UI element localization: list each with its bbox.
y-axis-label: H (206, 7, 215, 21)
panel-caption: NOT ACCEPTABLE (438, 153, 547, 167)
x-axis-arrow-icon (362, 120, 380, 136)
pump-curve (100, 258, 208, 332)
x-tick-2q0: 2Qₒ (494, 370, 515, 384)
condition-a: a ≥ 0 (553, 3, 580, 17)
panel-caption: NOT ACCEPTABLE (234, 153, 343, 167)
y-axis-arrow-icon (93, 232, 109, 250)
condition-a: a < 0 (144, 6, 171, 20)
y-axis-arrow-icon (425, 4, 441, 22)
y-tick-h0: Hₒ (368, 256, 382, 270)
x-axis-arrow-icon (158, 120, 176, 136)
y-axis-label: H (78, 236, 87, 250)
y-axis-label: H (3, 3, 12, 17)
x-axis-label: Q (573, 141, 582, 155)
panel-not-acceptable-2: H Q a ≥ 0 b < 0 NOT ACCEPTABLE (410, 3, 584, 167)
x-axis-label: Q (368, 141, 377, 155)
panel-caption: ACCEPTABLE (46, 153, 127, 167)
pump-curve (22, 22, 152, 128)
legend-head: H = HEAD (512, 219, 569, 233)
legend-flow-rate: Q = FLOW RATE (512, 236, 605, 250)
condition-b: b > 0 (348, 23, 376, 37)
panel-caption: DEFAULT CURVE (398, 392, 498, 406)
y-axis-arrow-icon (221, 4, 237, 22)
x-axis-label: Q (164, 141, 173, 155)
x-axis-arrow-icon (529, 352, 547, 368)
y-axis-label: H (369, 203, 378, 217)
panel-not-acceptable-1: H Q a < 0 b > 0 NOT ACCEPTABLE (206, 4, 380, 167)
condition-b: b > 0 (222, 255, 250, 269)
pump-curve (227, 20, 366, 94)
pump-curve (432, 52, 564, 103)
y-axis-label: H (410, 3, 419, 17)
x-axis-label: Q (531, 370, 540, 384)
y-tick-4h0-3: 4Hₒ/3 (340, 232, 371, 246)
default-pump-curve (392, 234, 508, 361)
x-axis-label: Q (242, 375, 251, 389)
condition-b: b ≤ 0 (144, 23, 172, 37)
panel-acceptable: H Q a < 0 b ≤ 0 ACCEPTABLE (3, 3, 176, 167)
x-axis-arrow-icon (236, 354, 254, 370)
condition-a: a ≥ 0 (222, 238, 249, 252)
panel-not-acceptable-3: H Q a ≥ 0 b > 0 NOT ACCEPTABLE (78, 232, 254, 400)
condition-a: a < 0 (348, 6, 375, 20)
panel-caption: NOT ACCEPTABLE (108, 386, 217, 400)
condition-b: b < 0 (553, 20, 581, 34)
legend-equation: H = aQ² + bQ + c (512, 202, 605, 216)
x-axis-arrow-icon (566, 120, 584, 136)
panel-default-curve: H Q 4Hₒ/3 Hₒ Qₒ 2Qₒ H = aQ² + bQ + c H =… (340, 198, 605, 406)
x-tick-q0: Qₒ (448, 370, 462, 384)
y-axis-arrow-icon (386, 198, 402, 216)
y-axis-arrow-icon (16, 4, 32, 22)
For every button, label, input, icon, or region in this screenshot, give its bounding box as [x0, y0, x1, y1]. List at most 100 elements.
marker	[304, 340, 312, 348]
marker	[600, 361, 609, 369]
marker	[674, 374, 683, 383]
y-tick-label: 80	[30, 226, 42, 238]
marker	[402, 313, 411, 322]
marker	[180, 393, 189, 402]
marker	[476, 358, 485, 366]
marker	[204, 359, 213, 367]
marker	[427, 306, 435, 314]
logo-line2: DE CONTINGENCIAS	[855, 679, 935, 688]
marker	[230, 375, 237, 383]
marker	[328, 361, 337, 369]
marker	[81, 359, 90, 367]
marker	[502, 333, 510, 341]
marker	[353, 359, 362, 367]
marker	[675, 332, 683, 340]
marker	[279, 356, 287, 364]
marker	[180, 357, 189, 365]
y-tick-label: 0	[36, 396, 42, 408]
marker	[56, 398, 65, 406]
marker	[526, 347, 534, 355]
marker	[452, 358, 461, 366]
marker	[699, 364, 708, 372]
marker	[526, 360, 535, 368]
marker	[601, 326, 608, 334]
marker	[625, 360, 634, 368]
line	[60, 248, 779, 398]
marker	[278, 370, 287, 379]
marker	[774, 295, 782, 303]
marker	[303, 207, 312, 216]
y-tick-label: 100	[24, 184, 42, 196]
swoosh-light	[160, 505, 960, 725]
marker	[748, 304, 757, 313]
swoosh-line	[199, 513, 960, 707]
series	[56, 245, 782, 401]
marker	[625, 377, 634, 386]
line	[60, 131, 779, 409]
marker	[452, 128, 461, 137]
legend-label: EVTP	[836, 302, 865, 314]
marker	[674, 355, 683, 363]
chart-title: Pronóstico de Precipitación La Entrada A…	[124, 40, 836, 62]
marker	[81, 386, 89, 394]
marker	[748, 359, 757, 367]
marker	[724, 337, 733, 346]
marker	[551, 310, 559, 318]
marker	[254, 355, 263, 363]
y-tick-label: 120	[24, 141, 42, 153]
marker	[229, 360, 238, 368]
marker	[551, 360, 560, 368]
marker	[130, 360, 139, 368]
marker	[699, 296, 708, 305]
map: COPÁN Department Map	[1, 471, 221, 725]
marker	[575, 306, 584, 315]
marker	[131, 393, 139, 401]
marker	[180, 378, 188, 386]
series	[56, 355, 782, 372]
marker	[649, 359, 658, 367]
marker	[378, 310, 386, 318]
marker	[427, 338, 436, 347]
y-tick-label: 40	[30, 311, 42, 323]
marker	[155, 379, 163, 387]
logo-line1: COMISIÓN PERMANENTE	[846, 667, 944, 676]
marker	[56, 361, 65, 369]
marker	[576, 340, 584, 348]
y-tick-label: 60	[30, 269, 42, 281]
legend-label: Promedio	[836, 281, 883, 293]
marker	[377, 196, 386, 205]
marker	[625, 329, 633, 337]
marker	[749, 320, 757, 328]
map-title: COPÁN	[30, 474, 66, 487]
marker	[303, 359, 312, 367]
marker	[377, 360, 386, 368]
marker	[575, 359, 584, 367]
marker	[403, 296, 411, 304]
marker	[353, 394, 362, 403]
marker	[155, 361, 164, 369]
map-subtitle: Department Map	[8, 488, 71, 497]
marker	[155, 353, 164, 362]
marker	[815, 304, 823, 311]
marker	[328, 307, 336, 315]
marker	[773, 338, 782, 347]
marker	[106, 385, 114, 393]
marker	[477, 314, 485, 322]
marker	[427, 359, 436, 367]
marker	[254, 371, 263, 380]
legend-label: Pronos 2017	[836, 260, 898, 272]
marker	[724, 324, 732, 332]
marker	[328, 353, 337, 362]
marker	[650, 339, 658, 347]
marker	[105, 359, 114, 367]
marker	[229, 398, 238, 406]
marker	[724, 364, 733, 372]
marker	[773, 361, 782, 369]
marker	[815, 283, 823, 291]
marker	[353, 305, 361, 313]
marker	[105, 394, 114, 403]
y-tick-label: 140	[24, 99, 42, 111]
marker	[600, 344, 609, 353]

+ + + + +

Aim:
Please copy out, word for word, everything from the start of the rows down to the line containing "panel-caption: DEFAULT CURVE", that line included.

Result below:
UI element localization: list each with its bbox.
y-axis-label: H (206, 7, 215, 21)
panel-caption: NOT ACCEPTABLE (438, 153, 547, 167)
x-axis-arrow-icon (362, 120, 380, 136)
pump-curve (100, 258, 208, 332)
x-tick-2q0: 2Qₒ (494, 370, 515, 384)
condition-a: a ≥ 0 (553, 3, 580, 17)
panel-caption: NOT ACCEPTABLE (234, 153, 343, 167)
y-axis-arrow-icon (93, 232, 109, 250)
condition-a: a < 0 (144, 6, 171, 20)
y-axis-arrow-icon (425, 4, 441, 22)
y-tick-h0: Hₒ (368, 256, 382, 270)
x-axis-arrow-icon (158, 120, 176, 136)
y-axis-label: H (78, 236, 87, 250)
y-axis-label: H (3, 3, 12, 17)
x-axis-label: Q (573, 141, 582, 155)
panel-not-acceptable-2: H Q a ≥ 0 b < 0 NOT ACCEPTABLE (410, 3, 584, 167)
x-axis-label: Q (368, 141, 377, 155)
panel-caption: ACCEPTABLE (46, 153, 127, 167)
pump-curve (22, 22, 152, 128)
legend-head: H = HEAD (512, 219, 569, 233)
legend-flow-rate: Q = FLOW RATE (512, 236, 605, 250)
condition-b: b > 0 (348, 23, 376, 37)
panel-caption: DEFAULT CURVE (398, 392, 498, 406)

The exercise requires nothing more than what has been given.